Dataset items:
** start **
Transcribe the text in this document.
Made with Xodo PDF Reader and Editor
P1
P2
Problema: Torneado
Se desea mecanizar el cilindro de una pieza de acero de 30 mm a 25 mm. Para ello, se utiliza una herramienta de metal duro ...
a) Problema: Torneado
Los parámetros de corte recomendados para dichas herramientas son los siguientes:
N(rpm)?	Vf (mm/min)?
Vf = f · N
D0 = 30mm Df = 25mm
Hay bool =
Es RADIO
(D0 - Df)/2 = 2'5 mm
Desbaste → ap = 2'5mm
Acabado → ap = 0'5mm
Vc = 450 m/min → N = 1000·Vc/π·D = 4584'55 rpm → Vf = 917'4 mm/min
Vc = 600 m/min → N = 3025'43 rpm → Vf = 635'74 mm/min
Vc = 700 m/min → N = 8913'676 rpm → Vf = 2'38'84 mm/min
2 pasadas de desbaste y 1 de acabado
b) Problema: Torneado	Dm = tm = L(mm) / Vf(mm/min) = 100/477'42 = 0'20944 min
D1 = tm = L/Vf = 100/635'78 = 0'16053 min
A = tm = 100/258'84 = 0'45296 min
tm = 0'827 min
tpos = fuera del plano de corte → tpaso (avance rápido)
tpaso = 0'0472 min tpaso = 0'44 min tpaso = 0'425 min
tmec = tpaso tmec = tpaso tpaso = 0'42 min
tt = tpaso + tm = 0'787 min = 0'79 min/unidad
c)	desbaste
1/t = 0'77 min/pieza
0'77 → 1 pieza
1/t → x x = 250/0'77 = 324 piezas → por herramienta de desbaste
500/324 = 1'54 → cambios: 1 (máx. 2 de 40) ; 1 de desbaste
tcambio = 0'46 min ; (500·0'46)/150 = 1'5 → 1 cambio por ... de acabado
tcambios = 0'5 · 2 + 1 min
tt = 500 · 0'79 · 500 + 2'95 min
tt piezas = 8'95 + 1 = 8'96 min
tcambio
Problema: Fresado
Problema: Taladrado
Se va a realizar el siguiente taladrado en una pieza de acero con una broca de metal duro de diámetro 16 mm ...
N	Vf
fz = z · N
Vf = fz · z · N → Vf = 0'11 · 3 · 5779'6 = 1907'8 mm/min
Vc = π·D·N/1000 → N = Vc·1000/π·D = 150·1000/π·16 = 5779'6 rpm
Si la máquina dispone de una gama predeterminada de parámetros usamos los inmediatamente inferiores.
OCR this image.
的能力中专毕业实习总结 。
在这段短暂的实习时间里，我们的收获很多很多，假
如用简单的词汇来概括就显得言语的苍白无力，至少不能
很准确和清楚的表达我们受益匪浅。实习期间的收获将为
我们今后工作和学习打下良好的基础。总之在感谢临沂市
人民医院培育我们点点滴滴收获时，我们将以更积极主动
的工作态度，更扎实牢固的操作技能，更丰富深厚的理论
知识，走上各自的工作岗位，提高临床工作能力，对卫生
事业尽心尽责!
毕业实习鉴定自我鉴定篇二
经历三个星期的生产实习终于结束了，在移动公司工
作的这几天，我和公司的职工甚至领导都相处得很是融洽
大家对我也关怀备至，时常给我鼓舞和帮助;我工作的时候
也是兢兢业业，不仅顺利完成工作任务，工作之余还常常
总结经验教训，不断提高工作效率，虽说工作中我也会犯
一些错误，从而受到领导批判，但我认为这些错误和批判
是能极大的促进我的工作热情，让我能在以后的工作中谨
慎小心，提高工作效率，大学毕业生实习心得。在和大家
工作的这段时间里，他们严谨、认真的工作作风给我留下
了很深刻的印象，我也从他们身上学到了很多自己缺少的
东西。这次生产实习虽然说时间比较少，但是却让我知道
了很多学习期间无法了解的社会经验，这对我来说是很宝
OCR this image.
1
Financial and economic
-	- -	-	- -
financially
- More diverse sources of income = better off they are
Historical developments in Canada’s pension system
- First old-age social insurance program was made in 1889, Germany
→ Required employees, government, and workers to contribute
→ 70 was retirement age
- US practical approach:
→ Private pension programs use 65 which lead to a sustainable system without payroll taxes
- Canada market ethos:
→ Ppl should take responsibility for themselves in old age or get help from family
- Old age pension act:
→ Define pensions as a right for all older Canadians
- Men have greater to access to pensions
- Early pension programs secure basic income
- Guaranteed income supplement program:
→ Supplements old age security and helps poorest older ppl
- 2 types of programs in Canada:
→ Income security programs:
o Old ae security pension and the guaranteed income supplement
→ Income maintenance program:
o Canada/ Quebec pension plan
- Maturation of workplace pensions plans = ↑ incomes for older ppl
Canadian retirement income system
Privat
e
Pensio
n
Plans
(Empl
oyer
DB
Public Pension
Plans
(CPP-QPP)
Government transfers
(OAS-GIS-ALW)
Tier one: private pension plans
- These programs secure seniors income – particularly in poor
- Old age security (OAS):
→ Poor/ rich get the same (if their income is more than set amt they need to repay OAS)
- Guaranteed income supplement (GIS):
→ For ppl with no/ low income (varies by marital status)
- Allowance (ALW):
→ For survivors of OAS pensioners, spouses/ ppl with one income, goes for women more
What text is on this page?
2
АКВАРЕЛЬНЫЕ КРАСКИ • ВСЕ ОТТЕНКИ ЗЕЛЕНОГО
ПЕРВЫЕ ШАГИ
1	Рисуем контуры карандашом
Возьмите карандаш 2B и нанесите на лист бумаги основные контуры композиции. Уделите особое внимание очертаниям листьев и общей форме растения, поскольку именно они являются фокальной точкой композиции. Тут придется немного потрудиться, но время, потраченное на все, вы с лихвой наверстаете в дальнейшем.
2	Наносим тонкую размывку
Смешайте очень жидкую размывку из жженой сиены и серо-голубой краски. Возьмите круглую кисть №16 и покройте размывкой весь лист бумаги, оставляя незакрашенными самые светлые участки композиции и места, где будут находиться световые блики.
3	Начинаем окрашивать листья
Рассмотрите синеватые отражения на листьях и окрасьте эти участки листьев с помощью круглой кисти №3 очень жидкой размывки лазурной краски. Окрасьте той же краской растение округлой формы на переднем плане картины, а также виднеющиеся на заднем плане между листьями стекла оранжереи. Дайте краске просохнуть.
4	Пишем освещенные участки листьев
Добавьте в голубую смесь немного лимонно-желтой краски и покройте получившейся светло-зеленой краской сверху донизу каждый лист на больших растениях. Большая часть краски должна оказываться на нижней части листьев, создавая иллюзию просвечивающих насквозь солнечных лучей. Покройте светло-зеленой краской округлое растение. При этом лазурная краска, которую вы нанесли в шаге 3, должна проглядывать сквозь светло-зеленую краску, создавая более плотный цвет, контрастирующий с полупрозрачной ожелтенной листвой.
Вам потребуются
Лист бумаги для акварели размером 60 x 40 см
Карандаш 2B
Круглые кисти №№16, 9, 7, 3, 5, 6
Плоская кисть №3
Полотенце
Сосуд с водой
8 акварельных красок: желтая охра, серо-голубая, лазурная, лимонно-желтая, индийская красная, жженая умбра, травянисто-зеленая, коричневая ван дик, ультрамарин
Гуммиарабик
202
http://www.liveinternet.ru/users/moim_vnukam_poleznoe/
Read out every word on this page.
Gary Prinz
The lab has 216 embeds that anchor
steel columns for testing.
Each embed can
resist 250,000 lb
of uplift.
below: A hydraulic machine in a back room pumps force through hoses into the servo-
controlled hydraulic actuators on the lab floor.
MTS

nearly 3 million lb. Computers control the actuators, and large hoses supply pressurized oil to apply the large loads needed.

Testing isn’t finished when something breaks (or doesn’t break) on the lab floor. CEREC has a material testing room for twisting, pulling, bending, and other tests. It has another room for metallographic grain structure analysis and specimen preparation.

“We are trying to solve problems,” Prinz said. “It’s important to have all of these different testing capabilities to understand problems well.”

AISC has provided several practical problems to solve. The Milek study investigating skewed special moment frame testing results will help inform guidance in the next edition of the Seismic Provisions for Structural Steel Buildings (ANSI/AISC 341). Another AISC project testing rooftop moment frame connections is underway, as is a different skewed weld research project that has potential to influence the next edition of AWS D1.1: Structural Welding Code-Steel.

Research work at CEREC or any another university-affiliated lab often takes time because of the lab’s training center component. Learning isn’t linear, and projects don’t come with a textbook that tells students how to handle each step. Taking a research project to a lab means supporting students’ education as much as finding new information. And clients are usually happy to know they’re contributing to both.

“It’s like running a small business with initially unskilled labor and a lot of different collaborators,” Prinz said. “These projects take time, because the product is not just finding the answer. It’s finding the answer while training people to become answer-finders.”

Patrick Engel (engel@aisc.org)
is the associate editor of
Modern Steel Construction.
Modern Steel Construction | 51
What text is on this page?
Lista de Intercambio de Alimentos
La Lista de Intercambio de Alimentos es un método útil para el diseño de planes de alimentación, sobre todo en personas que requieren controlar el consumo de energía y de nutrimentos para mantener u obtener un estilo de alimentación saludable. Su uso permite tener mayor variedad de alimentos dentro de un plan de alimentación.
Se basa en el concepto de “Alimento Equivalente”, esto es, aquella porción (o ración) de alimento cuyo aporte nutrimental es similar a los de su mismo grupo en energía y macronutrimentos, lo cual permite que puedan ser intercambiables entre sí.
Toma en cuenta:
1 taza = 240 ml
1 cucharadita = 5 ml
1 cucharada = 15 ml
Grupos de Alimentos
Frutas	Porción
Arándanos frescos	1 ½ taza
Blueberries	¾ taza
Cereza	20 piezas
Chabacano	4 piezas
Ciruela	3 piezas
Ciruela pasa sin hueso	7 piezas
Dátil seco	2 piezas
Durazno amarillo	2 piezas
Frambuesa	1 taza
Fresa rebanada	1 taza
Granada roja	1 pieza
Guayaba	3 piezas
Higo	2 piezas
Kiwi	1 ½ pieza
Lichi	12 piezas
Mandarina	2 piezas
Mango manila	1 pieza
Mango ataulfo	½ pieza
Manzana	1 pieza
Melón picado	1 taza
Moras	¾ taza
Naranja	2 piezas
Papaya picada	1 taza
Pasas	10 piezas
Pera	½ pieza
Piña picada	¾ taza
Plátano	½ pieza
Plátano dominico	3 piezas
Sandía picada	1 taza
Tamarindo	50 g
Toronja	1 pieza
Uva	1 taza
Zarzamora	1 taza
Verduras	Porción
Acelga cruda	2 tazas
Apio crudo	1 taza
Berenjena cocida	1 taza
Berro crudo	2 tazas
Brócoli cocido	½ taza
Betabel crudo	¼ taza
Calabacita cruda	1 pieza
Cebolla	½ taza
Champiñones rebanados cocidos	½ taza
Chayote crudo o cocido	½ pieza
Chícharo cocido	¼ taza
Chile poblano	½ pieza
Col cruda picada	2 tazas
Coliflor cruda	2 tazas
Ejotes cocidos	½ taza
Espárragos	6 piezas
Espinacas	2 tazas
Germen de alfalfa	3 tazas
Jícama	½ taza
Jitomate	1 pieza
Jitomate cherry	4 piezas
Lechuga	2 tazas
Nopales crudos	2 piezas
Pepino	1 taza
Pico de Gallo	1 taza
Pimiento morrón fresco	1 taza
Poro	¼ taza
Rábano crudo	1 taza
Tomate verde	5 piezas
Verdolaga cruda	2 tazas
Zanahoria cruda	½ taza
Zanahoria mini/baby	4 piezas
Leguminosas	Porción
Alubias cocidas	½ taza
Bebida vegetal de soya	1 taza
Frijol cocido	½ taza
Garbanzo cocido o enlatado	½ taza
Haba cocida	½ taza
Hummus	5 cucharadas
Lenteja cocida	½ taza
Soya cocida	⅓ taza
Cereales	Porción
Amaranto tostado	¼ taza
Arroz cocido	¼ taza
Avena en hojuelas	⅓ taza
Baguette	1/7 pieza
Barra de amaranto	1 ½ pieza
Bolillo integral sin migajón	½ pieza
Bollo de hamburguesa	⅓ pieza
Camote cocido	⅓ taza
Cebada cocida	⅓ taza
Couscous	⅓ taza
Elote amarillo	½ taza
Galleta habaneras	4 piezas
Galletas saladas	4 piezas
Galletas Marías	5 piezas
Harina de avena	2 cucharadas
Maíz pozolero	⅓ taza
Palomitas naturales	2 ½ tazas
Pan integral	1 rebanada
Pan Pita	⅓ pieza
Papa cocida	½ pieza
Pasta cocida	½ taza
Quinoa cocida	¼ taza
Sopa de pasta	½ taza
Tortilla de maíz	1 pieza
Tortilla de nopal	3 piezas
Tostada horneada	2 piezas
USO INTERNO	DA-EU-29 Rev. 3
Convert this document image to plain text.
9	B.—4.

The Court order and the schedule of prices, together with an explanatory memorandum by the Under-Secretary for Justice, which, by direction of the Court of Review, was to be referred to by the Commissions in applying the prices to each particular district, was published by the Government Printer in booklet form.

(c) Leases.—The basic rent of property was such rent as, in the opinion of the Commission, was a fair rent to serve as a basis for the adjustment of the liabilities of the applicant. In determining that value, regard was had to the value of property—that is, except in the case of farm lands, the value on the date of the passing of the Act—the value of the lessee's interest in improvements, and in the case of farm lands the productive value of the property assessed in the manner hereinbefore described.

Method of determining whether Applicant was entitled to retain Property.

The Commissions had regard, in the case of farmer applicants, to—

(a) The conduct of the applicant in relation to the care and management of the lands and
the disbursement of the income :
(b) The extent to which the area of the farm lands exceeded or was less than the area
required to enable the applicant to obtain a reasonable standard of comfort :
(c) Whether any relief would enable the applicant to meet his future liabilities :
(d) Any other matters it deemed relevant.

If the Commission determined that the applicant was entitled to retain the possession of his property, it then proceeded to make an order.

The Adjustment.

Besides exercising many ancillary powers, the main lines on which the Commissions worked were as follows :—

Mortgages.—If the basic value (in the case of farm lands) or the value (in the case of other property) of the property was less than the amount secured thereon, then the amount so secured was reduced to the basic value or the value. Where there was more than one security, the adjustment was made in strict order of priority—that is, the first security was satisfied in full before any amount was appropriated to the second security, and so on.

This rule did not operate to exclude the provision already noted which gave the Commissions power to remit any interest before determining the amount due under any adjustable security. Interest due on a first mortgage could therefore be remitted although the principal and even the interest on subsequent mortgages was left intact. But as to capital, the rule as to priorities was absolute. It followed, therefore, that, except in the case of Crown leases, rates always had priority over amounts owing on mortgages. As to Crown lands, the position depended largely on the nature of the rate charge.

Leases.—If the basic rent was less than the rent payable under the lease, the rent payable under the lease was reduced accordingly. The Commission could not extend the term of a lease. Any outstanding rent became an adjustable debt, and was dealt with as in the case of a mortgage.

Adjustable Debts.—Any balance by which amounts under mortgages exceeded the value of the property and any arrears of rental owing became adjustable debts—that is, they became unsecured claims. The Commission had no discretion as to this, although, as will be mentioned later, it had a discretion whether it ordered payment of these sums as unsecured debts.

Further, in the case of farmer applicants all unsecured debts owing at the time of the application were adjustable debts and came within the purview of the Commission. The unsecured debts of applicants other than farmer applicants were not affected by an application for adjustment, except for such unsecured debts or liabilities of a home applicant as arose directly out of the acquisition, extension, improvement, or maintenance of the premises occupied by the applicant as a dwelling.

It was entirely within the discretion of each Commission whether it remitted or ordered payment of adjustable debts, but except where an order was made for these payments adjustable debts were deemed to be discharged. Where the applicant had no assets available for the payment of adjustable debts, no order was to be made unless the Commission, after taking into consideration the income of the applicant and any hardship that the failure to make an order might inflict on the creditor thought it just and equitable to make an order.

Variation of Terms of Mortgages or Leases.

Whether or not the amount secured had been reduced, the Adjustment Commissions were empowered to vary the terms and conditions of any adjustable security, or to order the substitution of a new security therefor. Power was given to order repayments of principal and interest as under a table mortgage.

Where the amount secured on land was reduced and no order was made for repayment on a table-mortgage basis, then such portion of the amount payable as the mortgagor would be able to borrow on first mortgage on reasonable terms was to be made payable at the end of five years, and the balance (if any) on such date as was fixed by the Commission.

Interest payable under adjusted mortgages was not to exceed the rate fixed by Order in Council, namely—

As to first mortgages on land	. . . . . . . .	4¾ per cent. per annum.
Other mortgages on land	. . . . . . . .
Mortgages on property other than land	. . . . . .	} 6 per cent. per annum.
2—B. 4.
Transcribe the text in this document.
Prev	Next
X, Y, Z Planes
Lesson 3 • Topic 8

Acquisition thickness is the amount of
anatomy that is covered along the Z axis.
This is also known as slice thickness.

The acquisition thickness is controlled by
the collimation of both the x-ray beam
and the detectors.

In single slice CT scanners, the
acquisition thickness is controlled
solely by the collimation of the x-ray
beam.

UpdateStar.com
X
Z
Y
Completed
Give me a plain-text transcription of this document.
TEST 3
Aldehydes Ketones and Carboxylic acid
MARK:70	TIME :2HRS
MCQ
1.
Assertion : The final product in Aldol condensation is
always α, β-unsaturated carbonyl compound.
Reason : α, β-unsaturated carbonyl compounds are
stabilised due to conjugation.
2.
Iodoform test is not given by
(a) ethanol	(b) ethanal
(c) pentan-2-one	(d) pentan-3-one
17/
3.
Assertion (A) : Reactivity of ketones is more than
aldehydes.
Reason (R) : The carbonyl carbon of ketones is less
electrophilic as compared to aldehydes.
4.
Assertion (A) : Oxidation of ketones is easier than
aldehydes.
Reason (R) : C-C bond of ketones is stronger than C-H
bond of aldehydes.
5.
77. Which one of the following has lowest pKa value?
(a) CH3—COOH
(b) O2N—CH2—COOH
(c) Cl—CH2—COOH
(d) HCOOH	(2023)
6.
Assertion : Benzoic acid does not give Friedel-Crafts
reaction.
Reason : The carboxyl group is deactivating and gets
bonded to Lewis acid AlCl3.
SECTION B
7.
** end **
**The task**
What is the number of lines above that contain "hydraulic"? Answer with that number only.

**Task result**
2